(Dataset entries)

#####

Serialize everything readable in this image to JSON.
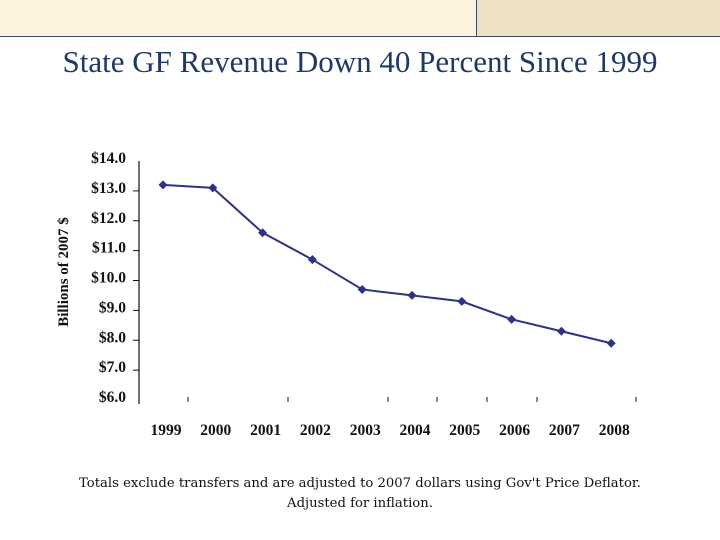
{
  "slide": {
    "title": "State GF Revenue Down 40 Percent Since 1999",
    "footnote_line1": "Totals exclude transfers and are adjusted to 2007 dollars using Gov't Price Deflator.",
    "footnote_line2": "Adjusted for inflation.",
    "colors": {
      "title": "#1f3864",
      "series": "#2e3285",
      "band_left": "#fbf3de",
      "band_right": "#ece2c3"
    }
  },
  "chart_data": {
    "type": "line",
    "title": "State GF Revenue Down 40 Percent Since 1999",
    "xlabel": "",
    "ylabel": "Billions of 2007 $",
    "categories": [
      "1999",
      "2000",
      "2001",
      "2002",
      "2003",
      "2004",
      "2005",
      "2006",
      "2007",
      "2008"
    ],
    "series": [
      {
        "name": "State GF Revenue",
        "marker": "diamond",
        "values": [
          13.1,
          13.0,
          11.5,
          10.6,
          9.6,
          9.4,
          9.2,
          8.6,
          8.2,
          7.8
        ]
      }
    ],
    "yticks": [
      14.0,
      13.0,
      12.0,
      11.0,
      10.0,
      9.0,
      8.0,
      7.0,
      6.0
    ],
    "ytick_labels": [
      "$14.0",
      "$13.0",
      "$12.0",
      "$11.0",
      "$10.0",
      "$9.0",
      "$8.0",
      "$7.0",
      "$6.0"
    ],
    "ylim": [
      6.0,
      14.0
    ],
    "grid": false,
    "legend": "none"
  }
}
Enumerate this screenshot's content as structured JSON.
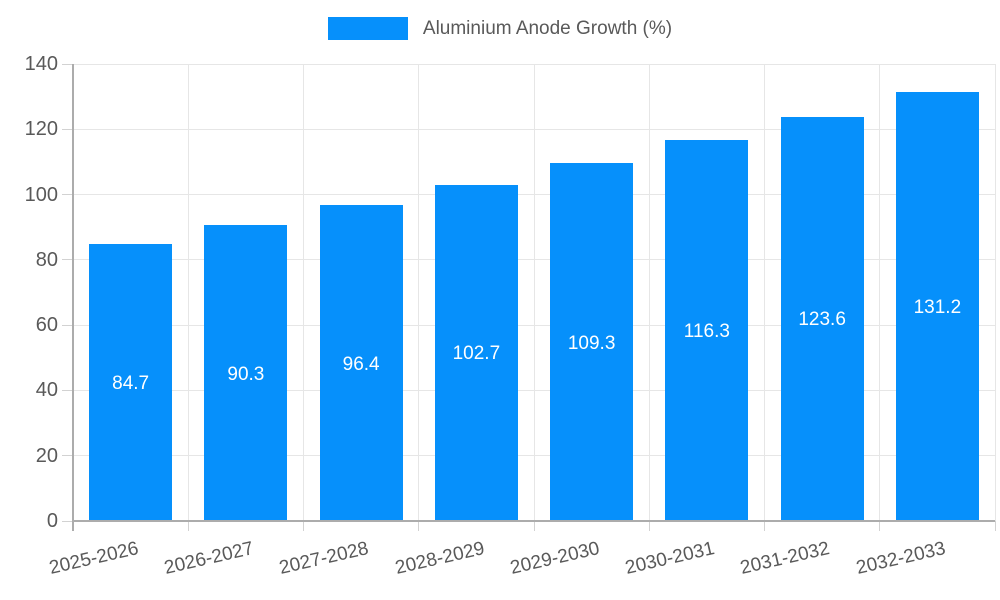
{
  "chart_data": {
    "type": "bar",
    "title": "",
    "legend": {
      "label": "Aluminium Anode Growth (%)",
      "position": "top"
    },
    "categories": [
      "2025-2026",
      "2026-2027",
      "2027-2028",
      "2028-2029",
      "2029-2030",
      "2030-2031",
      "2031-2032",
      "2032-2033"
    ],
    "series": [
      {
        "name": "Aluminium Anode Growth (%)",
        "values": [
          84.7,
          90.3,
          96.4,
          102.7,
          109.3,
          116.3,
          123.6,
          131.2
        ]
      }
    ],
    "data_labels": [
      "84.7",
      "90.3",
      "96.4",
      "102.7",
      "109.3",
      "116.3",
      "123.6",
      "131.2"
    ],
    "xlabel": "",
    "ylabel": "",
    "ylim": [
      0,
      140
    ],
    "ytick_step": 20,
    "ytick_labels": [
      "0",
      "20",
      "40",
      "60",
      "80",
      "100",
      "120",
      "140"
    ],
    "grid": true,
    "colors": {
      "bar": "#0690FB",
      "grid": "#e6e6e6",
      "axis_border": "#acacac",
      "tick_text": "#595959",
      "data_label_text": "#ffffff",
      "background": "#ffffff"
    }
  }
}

#####

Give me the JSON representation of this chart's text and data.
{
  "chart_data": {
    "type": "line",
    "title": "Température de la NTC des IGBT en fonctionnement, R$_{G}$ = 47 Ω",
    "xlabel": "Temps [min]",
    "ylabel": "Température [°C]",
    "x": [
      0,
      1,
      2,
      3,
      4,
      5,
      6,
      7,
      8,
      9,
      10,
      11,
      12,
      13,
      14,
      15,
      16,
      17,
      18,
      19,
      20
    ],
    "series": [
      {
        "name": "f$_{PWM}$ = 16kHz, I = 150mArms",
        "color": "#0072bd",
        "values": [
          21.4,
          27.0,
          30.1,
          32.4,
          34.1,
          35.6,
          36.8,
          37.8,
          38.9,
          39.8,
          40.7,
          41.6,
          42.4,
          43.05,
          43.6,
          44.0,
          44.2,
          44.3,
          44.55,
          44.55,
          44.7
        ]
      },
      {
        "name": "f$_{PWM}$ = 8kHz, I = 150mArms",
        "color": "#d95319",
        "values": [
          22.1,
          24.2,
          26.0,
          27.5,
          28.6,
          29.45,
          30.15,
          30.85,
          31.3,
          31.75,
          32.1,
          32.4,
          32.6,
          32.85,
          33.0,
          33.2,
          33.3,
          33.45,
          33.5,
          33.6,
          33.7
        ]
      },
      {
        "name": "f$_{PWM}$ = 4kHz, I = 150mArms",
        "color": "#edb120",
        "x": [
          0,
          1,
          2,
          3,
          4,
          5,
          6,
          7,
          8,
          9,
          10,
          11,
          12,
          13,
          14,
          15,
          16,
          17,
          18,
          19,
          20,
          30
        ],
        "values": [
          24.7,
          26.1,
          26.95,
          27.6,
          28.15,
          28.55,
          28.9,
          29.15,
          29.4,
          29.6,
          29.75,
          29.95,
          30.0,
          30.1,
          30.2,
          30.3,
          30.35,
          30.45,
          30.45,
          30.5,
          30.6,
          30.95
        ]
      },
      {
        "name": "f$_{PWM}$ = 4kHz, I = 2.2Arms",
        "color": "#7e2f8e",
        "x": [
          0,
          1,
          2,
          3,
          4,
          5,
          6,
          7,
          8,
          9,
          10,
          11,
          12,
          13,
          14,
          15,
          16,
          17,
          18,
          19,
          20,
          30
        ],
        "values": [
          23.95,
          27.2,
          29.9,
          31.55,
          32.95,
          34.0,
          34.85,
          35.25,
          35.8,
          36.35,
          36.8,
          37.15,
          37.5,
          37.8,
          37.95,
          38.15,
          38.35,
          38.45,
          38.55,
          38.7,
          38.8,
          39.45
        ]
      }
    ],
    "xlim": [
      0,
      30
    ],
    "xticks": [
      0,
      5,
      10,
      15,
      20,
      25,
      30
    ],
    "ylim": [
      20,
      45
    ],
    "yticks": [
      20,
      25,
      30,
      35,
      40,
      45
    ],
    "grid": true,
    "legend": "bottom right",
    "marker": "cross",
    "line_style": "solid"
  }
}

#####

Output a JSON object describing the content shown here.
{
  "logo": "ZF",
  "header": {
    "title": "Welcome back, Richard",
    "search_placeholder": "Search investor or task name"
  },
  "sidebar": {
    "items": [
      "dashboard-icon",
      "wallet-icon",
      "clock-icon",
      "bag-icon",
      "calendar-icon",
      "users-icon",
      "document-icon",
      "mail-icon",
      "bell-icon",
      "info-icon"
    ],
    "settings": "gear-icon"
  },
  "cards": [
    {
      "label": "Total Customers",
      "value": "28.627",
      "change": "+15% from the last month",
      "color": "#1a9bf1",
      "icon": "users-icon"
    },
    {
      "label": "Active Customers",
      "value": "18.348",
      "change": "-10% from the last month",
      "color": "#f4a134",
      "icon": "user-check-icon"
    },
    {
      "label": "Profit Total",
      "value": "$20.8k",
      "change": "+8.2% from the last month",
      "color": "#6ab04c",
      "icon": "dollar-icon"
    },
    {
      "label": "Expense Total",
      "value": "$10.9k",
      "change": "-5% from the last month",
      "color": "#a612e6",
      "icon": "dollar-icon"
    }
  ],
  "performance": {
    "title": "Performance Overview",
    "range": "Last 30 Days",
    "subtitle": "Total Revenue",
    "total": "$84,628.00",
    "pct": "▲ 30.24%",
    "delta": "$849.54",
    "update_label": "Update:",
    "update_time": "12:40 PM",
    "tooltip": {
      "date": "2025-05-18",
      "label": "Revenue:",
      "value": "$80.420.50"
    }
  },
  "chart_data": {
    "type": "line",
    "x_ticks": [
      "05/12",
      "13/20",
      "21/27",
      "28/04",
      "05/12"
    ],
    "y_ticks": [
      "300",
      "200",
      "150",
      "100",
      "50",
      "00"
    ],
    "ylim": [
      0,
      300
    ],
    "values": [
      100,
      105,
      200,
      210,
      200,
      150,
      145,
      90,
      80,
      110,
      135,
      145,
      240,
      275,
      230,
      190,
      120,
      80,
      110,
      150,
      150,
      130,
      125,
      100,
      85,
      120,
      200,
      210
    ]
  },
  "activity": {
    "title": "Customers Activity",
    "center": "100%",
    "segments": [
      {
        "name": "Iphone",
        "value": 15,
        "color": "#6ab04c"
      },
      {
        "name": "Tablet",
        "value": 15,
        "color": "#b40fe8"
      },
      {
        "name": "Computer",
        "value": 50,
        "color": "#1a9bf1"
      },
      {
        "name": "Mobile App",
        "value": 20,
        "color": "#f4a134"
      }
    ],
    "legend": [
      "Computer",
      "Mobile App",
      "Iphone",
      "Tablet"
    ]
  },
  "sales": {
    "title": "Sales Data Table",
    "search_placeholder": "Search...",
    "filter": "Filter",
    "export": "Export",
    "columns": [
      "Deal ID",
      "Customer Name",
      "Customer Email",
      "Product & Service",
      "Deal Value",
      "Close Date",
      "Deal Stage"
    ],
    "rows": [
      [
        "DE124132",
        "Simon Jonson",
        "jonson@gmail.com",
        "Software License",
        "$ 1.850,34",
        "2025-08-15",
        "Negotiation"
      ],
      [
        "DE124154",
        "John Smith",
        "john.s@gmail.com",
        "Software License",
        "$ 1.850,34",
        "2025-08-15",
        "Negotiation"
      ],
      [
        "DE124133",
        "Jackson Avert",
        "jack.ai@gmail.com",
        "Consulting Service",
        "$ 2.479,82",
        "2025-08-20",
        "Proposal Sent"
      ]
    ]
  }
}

#####

How many lines in the records above contain the word "Anode"? Give only the number.

**Written answer**
2